(Stored entries)
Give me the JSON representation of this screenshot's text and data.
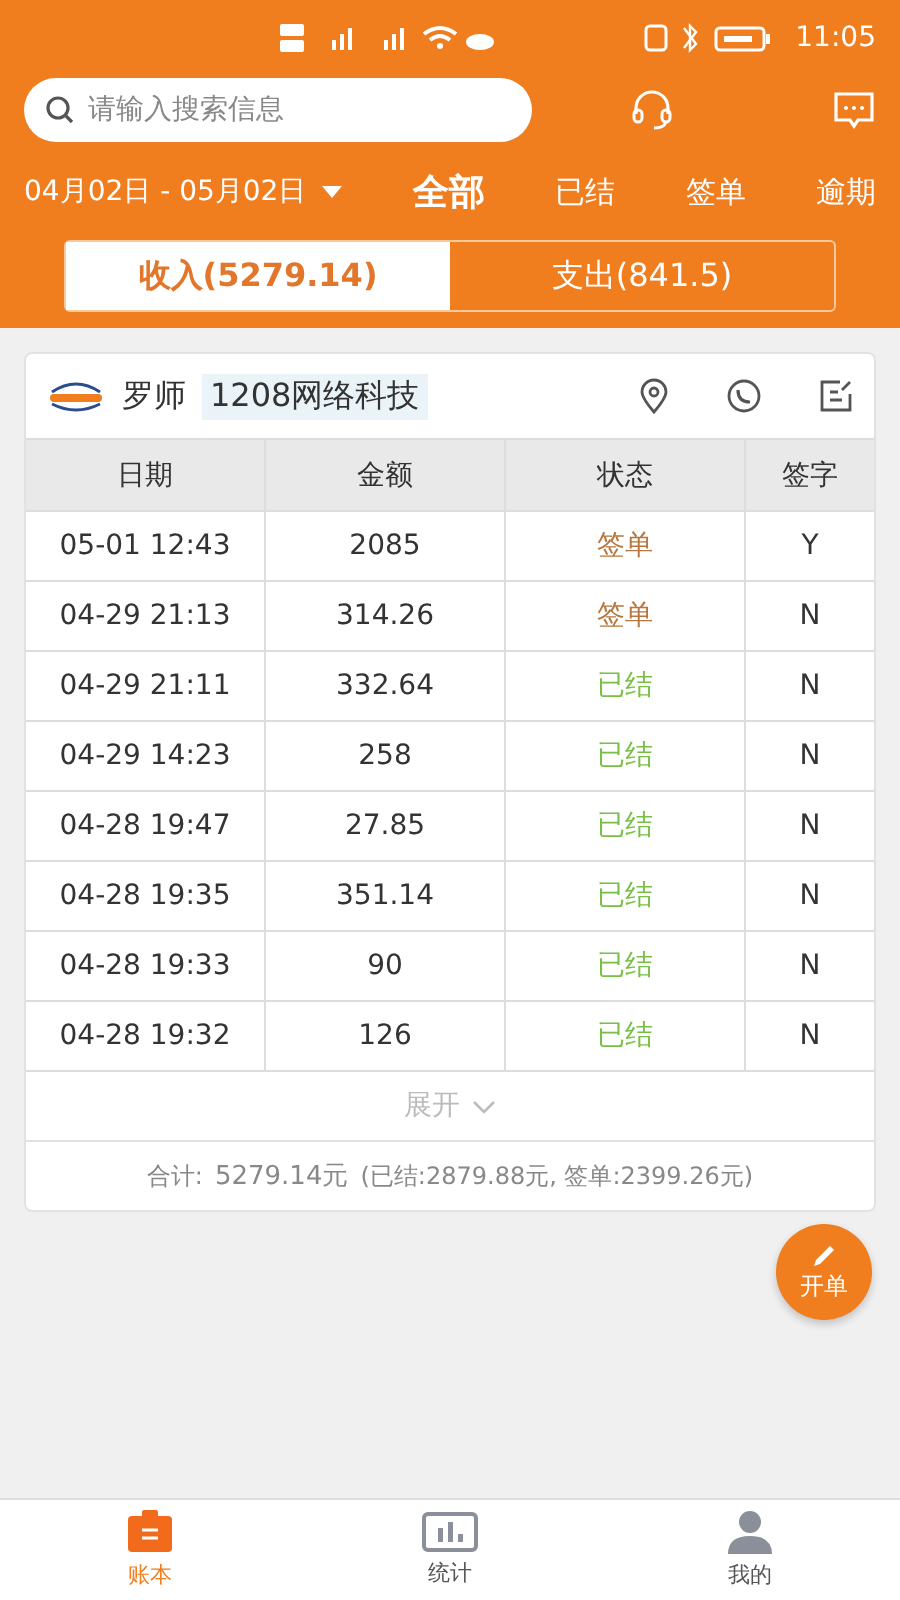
{
  "status_bar": {
    "time": "11:05"
  },
  "search": {
    "placeholder": "请输入搜索信息"
  },
  "date_range": "04月02日 - 05月02日",
  "filters": [
    {
      "label": "全部",
      "selected": true
    },
    {
      "label": "已结",
      "selected": false
    },
    {
      "label": "签单",
      "selected": false
    },
    {
      "label": "逾期",
      "selected": false
    }
  ],
  "segments": [
    {
      "label": "收入(5279.14)",
      "selected": true
    },
    {
      "label": "支出(841.5)",
      "selected": false
    }
  ],
  "card": {
    "name": "罗师",
    "tag": "1208网络科技",
    "columns": [
      "日期",
      "金额",
      "状态",
      "签字"
    ],
    "rows": [
      {
        "date": "05-01 12:43",
        "amount": "2085",
        "status": "签单",
        "kind": "signed",
        "signature": "Y"
      },
      {
        "date": "04-29 21:13",
        "amount": "314.26",
        "status": "签单",
        "kind": "signed",
        "signature": "N"
      },
      {
        "date": "04-29 21:11",
        "amount": "332.64",
        "status": "已结",
        "kind": "settled",
        "signature": "N"
      },
      {
        "date": "04-29 14:23",
        "amount": "258",
        "status": "已结",
        "kind": "settled",
        "signature": "N"
      },
      {
        "date": "04-28 19:47",
        "amount": "27.85",
        "status": "已结",
        "kind": "settled",
        "signature": "N"
      },
      {
        "date": "04-28 19:35",
        "amount": "351.14",
        "status": "已结",
        "kind": "settled",
        "signature": "N"
      },
      {
        "date": "04-28 19:33",
        "amount": "90",
        "status": "已结",
        "kind": "settled",
        "signature": "N"
      },
      {
        "date": "04-28 19:32",
        "amount": "126",
        "status": "已结",
        "kind": "settled",
        "signature": "N"
      }
    ],
    "expand": "展开",
    "total_label": "合计:",
    "total": "5279.14元",
    "breakdown": "(已结:2879.88元, 签单:2399.26元)"
  },
  "fab": "开单",
  "nav": [
    {
      "label": "账本",
      "selected": true,
      "kind": "book"
    },
    {
      "label": "统计",
      "selected": false,
      "kind": "chart"
    },
    {
      "label": "我的",
      "selected": false,
      "kind": "user"
    }
  ]
}
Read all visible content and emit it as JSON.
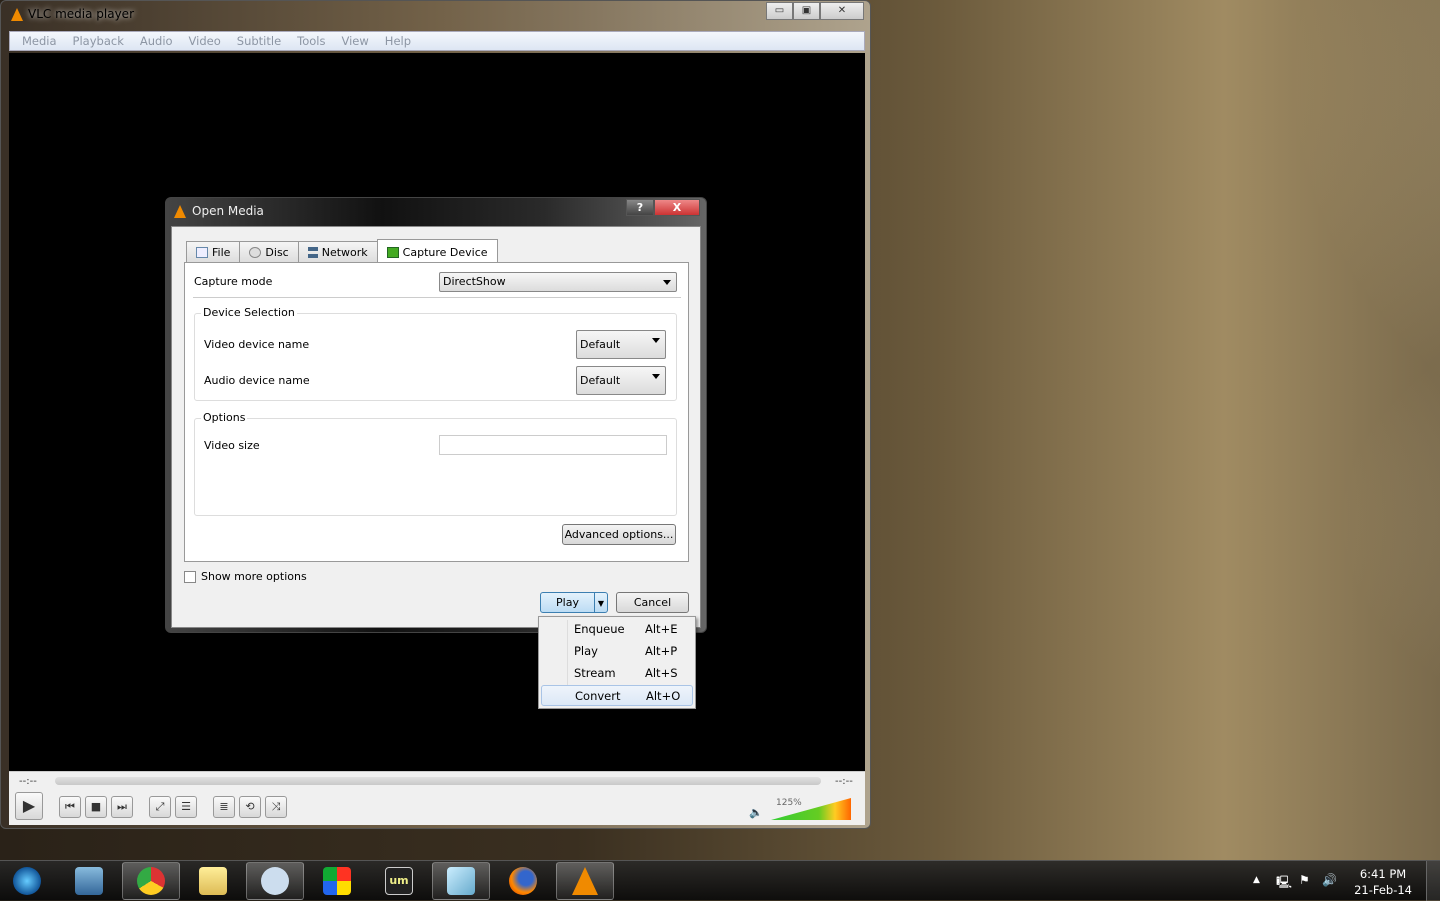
{
  "vlc": {
    "title": "VLC media player",
    "menu": [
      "Media",
      "Playback",
      "Audio",
      "Video",
      "Subtitle",
      "Tools",
      "View",
      "Help"
    ],
    "time_elapsed": "--:--",
    "time_total": "--:--",
    "volume_label": "125%",
    "volume_percent": 125,
    "controls": [
      "play",
      "previous",
      "stop",
      "next",
      "fullscreen",
      "extended-settings",
      "playlist",
      "loop",
      "random"
    ]
  },
  "dialog": {
    "title": "Open Media",
    "help_btn": "?",
    "close_btn": "X",
    "tabs": [
      {
        "label": "File",
        "icon": "file-icon"
      },
      {
        "label": "Disc",
        "icon": "disc-icon"
      },
      {
        "label": "Network",
        "icon": "network-icon"
      },
      {
        "label": "Capture Device",
        "icon": "capture-icon",
        "active": true
      }
    ],
    "capture_mode_label": "Capture mode",
    "capture_mode_value": "DirectShow",
    "device_selection": "Device Selection",
    "video_device_label": "Video device name",
    "video_device_value": "Default",
    "audio_device_label": "Audio device name",
    "audio_device_value": "Default",
    "options": "Options",
    "video_size_label": "Video size",
    "video_size_value": "",
    "advanced_btn": "Advanced options...",
    "show_more": "Show more options",
    "show_more_checked": false,
    "play_btn": "Play",
    "cancel_btn": "Cancel"
  },
  "play_menu": [
    {
      "label": "Enqueue",
      "shortcut": "Alt+E"
    },
    {
      "label": "Play",
      "shortcut": "Alt+P"
    },
    {
      "label": "Stream",
      "shortcut": "Alt+S"
    },
    {
      "label": "Convert",
      "shortcut": "Alt+O",
      "highlighted": true
    }
  ],
  "taskbar": {
    "apps": [
      "start",
      "windows-media-player",
      "chrome",
      "explorer",
      "paint",
      "app-grid",
      "ultramixer",
      "notepad",
      "firefox",
      "vlc"
    ],
    "time": "6:41 PM",
    "date": "21-Feb-14"
  }
}
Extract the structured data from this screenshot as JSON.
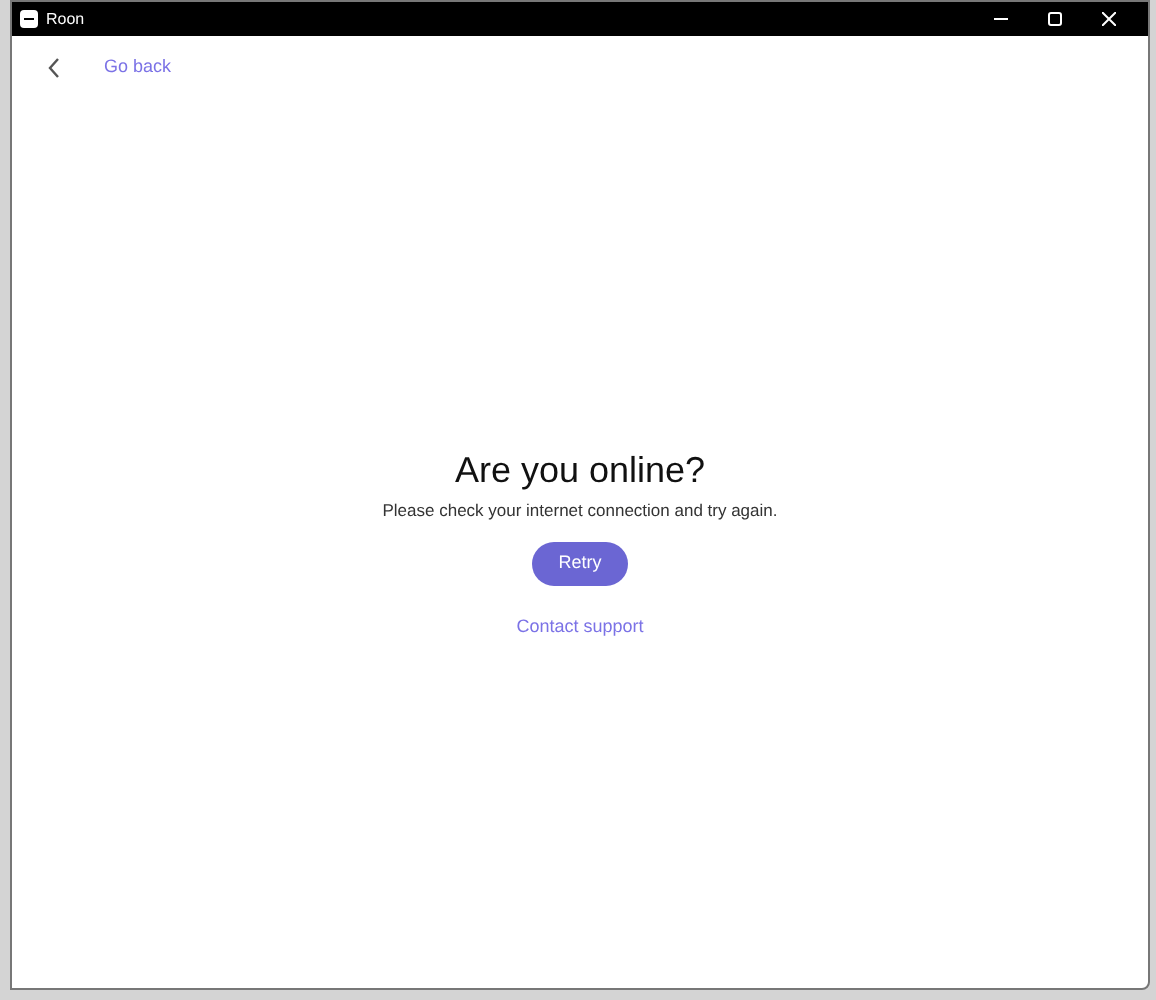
{
  "window": {
    "title": "Roon"
  },
  "back_link": {
    "label": "Go back"
  },
  "message": {
    "title": "Are you online?",
    "body": "Please check your internet connection and try again."
  },
  "buttons": [
    {
      "label": "Retry",
      "kind": "primary"
    },
    {
      "label": "Contact support",
      "kind": "link"
    }
  ]
}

What is needed:
In the listing above, locate each line with "Default" and copy it.

Answer for the task:
    "video_device_value": "Default",
    "audio_device_value": "Default",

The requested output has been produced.